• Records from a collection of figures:
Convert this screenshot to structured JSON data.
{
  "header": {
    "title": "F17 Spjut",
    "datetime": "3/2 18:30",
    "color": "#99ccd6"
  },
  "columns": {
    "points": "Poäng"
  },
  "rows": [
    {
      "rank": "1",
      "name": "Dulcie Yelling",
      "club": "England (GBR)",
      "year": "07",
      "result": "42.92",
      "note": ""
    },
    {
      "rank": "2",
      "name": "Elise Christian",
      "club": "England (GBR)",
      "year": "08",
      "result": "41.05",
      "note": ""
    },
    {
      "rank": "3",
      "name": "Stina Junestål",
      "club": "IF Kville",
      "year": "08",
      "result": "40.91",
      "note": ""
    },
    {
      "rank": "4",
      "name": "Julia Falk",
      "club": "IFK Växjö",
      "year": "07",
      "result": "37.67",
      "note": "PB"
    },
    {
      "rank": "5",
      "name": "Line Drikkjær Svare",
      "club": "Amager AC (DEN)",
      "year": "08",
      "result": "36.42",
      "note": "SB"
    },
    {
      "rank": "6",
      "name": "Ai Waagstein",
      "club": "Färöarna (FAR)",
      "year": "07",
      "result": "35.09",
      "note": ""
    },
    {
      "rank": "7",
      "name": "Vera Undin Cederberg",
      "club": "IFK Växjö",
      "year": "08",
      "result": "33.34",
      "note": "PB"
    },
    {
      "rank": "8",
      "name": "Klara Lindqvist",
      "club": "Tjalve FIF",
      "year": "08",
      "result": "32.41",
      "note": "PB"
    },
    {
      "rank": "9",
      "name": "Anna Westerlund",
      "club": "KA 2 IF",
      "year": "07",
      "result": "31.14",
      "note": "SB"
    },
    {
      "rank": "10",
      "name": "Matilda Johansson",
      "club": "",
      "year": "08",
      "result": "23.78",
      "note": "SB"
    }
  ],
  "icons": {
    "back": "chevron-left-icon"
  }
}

• Exercise details: Look through the records above and report how many lines hold the word "name", giving only the number.

• Result for this task: 10